_PROBLEM TO WORK ON_: Copy each line of the data below with the word "more".

_EXERCISE DATA_:

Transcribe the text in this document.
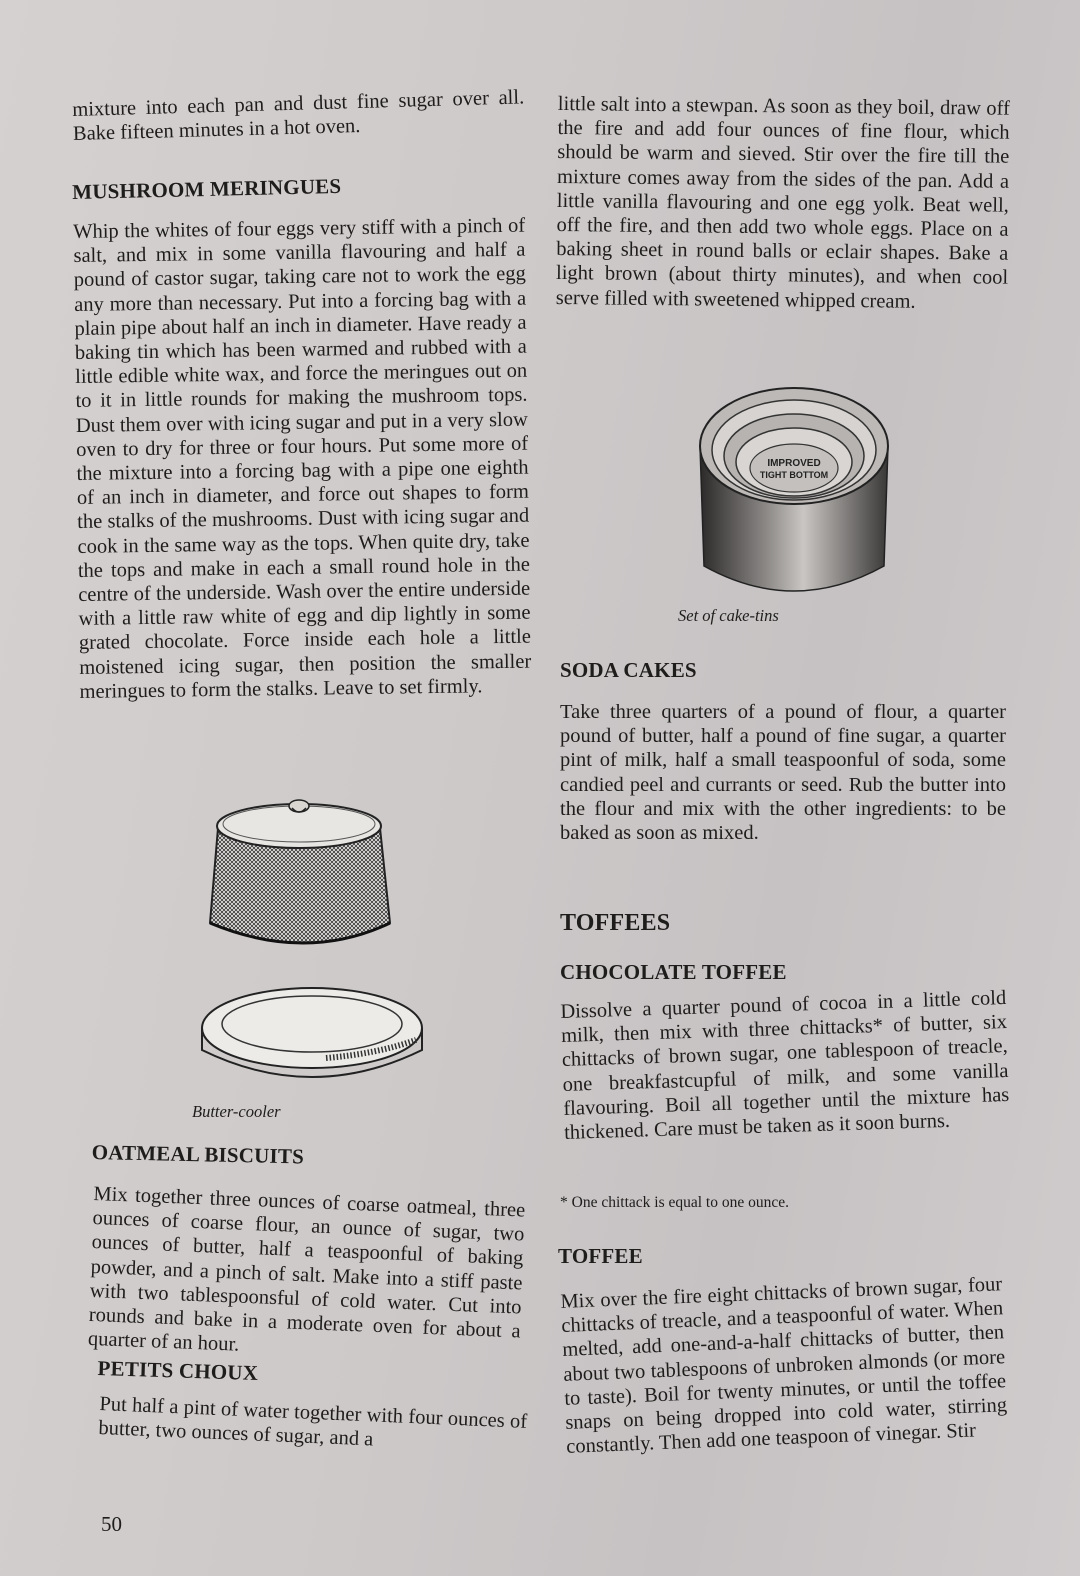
mixture into each pan and dust fine sugar over all. Bake fifteen minutes in a hot oven.

MUSHROOM MERINGUES

Whip the whites of four eggs very stiff with a pinch of salt, and mix in some vanilla flavouring and half a pound of castor sugar, taking care not to work the egg any more than necessary. Put into a forcing bag with a plain pipe about half an inch in diameter. Have ready a baking tin which has been warmed and rubbed with a little edible white wax, and force the meringues out on to it in little rounds for making the mushroom tops. Dust them over with icing sugar and put in a very slow oven to dry for three or four hours. Put some more of the mixture into a forcing bag with a pipe one eighth of an inch in diameter, and force out shapes to form the stalks of the mushrooms. Dust with icing sugar and cook in the same way as the tops. When quite dry, take the tops and make in each a small round hole in the centre of the underside. Wash over the entire underside with a little raw white of egg and dip lightly in some grated chocolate. Force inside each hole a little moistened icing sugar, then position the smaller meringues to form the stalks. Leave to set firmly.

Butter-cooler

OATMEAL BISCUITS

Mix together three ounces of coarse oatmeal, three ounces of coarse flour, an ounce of sugar, two ounces of butter, half a teaspoonful of baking powder, and a pinch of salt. Make into a stiff paste with two tablespoonsful of cold water. Cut into rounds and bake in a moderate oven for about a quarter of an hour.

PETITS CHOUX

Put half a pint of water together with four ounces of butter, two ounces of sugar, and a

50

little salt into a stewpan. As soon as they boil, draw off the fire and add four ounces of fine flour, which should be warm and sieved. Stir over the fire till the mixture comes away from the sides of the pan. Add a little vanilla flavouring and one egg yolk. Beat well, off the fire, and then add two whole eggs. Place on a baking sheet in round balls or eclair shapes. Bake a light brown (about thirty minutes), and when cool serve filled with sweetened whipped cream.

IMPROVED
TIGHT BOTTOM

Set of cake-tins

SODA CAKES

Take three quarters of a pound of flour, a quarter pound of butter, half a pound of fine sugar, a quarter pint of milk, half a small teaspoonful of soda, some candied peel and currants or seed. Rub the butter into the flour and mix with the other ingredients: to be baked as soon as mixed.

TOFFEES
CHOCOLATE TOFFEE

Dissolve a quarter pound of cocoa in a little cold milk, then mix with three chittacks* of butter, six chittacks of brown sugar, one tablespoon of treacle, one breakfastcupful of milk, and some vanilla flavouring. Boil all together until the mixture has thickened. Care must be taken as it soon burns.

* One chittack is equal to one ounce.

TOFFEE

Mix over the fire eight chittacks of brown sugar, four chittacks of treacle, and a teaspoonful of water. When melted, add one-and-a-half chittacks of butter, then about two tablespoons of unbroken almonds (or more to taste). Boil for twenty minutes, or until the toffee snaps on being dropped into cold water, stirring constantly. Then add one teaspoon of vinegar. Stir
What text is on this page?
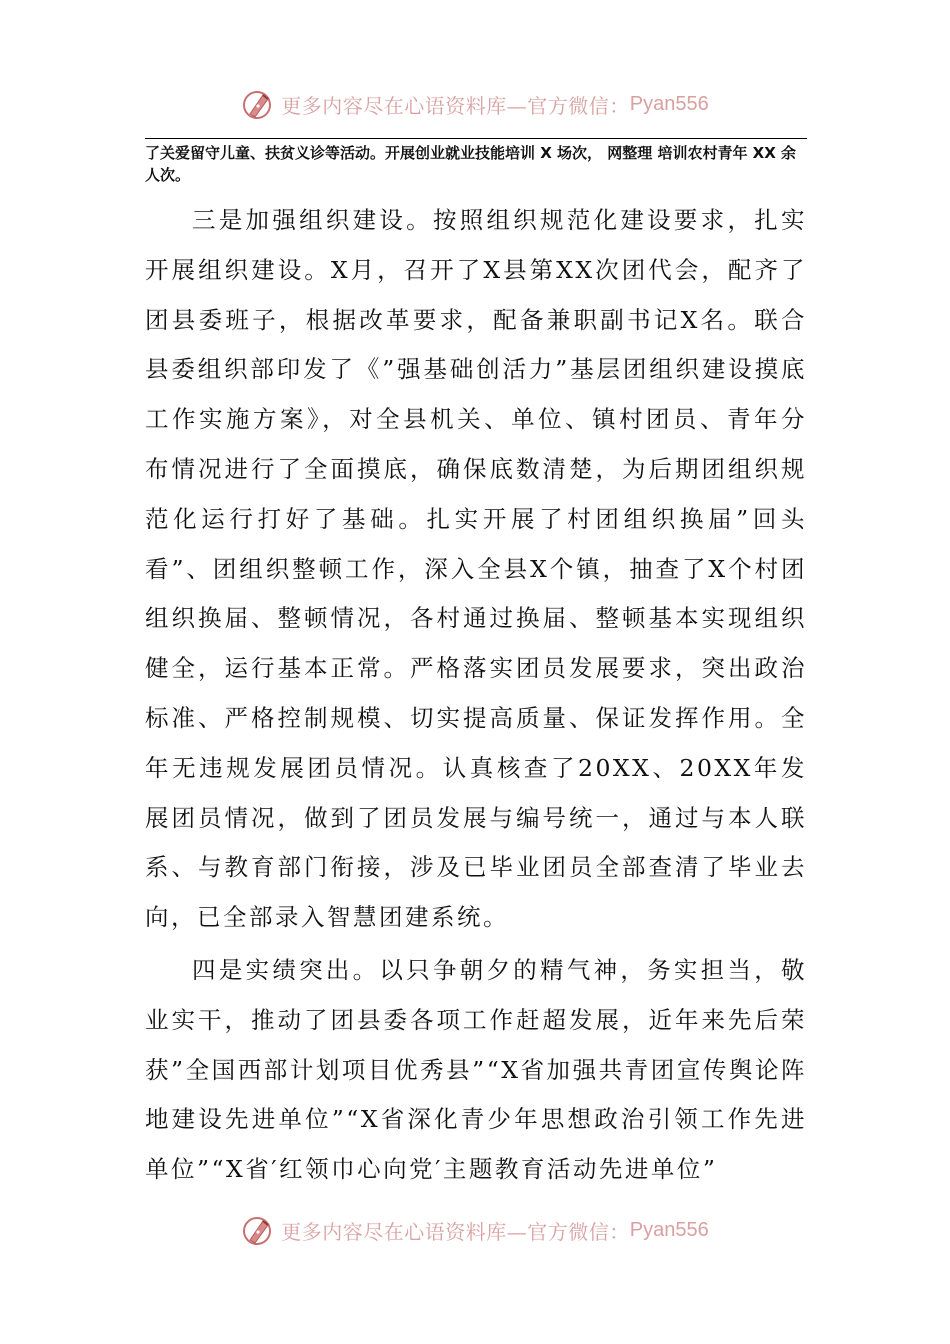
更多内容尽在心语资料库—官方微信： Pyan556
了关爱留守儿童、扶贫义诊等活动。开展创业就业技能培训 X 场次， 网整理 培训农村青年 XX 余人次。

三是加强组织建设。按照组织规范化建设要求，扎实开展组织建设。X月，召开了X县第XX次团代会，配齐了团县委班子，根据改革要求，配备兼职副书记X名。联合县委组织部印发了《”强基础创活力”基层团组织建设摸底工作实施方案》，对全县机关、单位、镇村团员、青年分布情况进行了全面摸底，确保底数清楚，为后期团组织规范化运行打好了基础。扎实开展了村团组织换届”回头看”、团组织整顿工作，深入全县X个镇，抽查了X个村团组织换届、整顿情况，各村通过换届、整顿基本实现组织健全，运行基本正常。严格落实团员发展要求，突出政治标准、严格控制规模、切实提高质量、保证发挥作用。全年无违规发展团员情况。认真核查了20XX、20XX年发展团员情况，做到了团员发展与编号统一，通过与本人联系、与教育部门衔接，涉及已毕业团员全部查清了毕业去向，已全部录入智慧团建系统。

四是实绩突出。以只争朝夕的精气神，务实担当，敬业实干，推动了团县委各项工作赶超发展，近年来先后荣获”全国西部计划项目优秀县”“X省加强共青团宣传舆论阵地建设先进单位”“X省深化青少年思想政治引领工作先进单位”“X省′红领巾心向党′主题教育活动先进单位”

更多内容尽在心语资料库—官方微信： Pyan556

_FULL RESPONSE_:
Whip the whites of four eggs very stiff with a pinch of salt, and mix in some vanilla flavouring and half a pound of castor sugar, taking care not to work the egg any more than necessary. Put into a forcing bag with a plain pipe about half an inch in diameter. Have ready a baking tin which has been warmed and rubbed with a little edible white wax, and force the meringues out on to it in little rounds for making the mushroom tops. Dust them over with icing sugar and put in a very slow oven to dry for three or four hours. Put some more of the mixture into a forcing bag with a pipe one eighth of an inch in diameter, and force out shapes to form the stalks of the mushrooms. Dust with icing sugar and cook in the same way as the tops. When quite dry, take the tops and make in each a small round hole in the centre of the underside. Wash over the entire underside with a little raw white of egg and dip lightly in some grated chocolate. Force inside each hole a little moistened icing sugar, then position the smaller meringues to form the stalks. Leave to set firmly.
Mix over the fire eight chittacks of brown sugar, four chittacks of treacle, and a teaspoonful of water. When melted, add one-and-a-half chittacks of butter, then about two tablespoons of unbroken almonds (or more to taste). Boil for twenty minutes, or until the toffee snaps on being dropped into cold water, stirring constantly. Then add one teaspoon of vinegar. Stir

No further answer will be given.